Given problem. Take every line that has the string "come" and copy it out.

Material to process.
^^^^

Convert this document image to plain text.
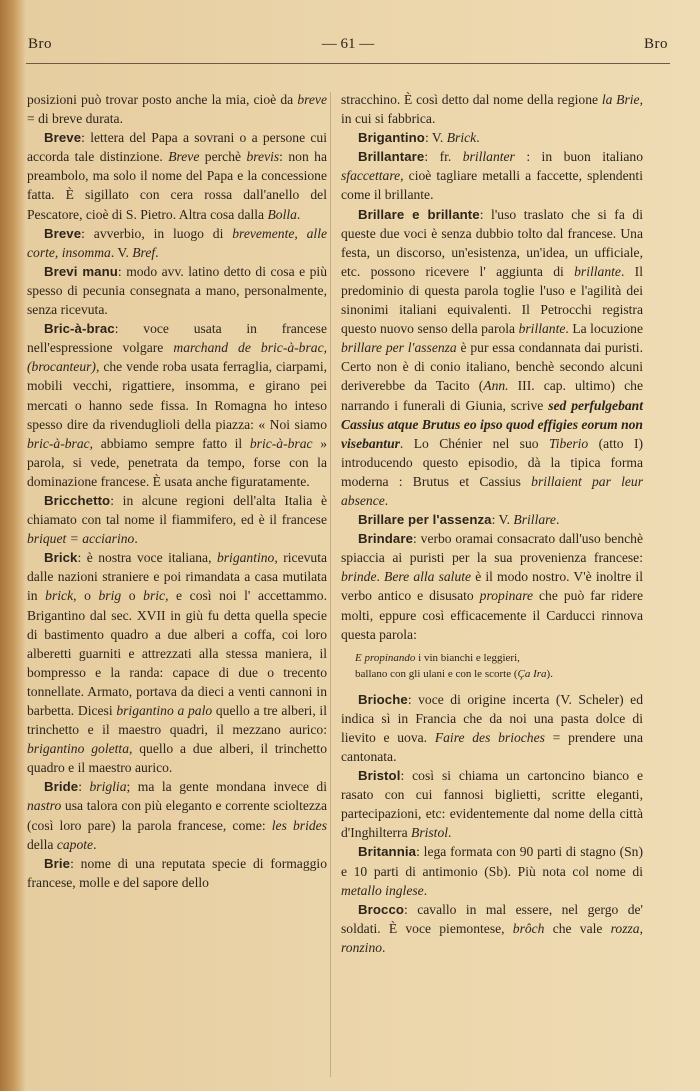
Bro	— 61 —	Bro

posizioni può trovar posto anche la mia, cioè da breve = di breve durata.

Breve: lettera del Papa a sovrani o a persone cui accorda tale distinzione. Breve perchè brevis: non ha preambolo, ma solo il nome del Papa e la concessione fatta. È sigillato con cera rossa dall'anello del Pescatore, cioè di S. Pietro. Altra cosa dalla Bolla.

Breve: avverbio, in luogo di brevemente, alle corte, insomma. V. Bref.

Brevi manu: modo avv. latino detto di cosa e più spesso di pecunia consegnata a mano, personalmente, senza ricevuta.

Bric-à-brac: voce usata in francese nell'espressione volgare marchand de bric-à-brac, (brocanteur), che vende roba usata ferraglia, ciarpami, mobili vecchi, rigattiere, insomma, e girano pei mercati o hanno sede fissa. In Romagna ho inteso spesso dire da rivenduglioli della piazza: « Noi siamo bric-à-brac, abbiamo sempre fatto il bric-à-brac » parola, si vede, penetrata da tempo, forse con la dominazione francese. È usata anche figuratamente.

Bricchetto: in alcune regioni dell'alta Italia è chiamato con tal nome il fiammifero, ed è il francese briquet = acciarino.

Brick: è nostra voce italiana, brigantino, ricevuta dalle nazioni straniere e poi rimandata a casa mutilata in brick, o brig o bric, e così noi l' accettammo. Brigantino dal sec. XVII in giù fu detta quella specie di bastimento quadro a due alberi a coffa, coi loro alberetti guarniti e attrezzati alla stessa maniera, il bompresso e la randa: capace di due o trecento tonnellate. Armato, portava da dieci a venti cannoni in barbetta. Dicesi brigantino a palo quello a tre alberi, il trinchetto e il maestro quadri, il mezzano aurico: brigantino goletta, quello a due alberi, il trinchetto quadro e il maestro aurico.

Bride: briglia; ma la gente mondana invece di nastro usa talora con più eleganto e corrente scioltezza (così loro pare) la parola francese, come: les brides della capote.

Brie: nome di una reputata specie di formaggio francese, molle e del sapore dello

stracchino. È così detto dal nome della regione la Brie, in cui si fabbrica.

Brigantino: V. Brick.

Brillantare: fr. brillanter : in buon italiano sfaccettare, cioè tagliare metalli a faccette, splendenti come il brillante.

Brillare e brillante: l'uso traslato che si fa di queste due voci è senza dubbio tolto dal francese. Una festa, un discorso, un'esistenza, un'idea, un ufficiale, etc. possono ricevere l' aggiunta di brillante. Il predominio di questa parola toglie l'uso e l'agilità dei sinonimi italiani equivalenti. Il Petrocchi registra questo nuovo senso della parola brillante. La locuzione brillare per l'assenza è pur essa condannata dai puristi. Certo non è di conio italiano, benchè secondo alcuni deriverebbe da Tacito (Ann. III. cap. ultimo) che narrando i funerali di Giunia, scrive sed perfulgebant Cassius atque Brutus eo ipso quod effigies eorum non visebantur. Lo Chénier nel suo Tiberio (atto I) introducendo questo episodio, dà la tipica forma moderna : Brutus et Cassius brillaient par leur absence.

Brillare per l'assenza: V. Brillare.

Brindare: verbo oramai consacrato dall'uso benchè spiaccia ai puristi per la sua provenienza francese: brinde. Bere alla salute è il modo nostro. V'è inoltre il verbo antico e disusato propinare che può far ridere molti, eppure così efficacemente il Carducci rinnova questa parola:

E propinando i vin bianchi e leggieri,

ballano con gli ulani e con le scorte (Ça Ira).

Brioche: voce di origine incerta (V. Scheler) ed indica sì in Francia che da noi una pasta dolce di lievito e uova. Faire des brioches = prendere una cantonata.

Bristol: così si chiama un cartoncino bianco e rasato con cui fannosi biglietti, scritte eleganti, partecipazioni, etc: evidentemente dal nome della città d'Inghilterra Bristol.

Britannia: lega formata con 90 parti di stagno (Sn) e 10 parti di antimonio (Sb). Più nota col nome di metallo inglese.

Brocco: cavallo in mal essere, nel gergo de' soldati. È voce piemontese, brôch che vale rozza, ronzino.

^^^^

Result below.
Bride: briglia; ma la gente mondana invece di nastro usa talora con più eleganto e corrente scioltezza (così loro pare) la parola francese, come: les brides della capote.
Brillantare: fr. brillanter : in buon italiano sfaccettare, cioè tagliare metalli a faccette, splendenti come il brillante.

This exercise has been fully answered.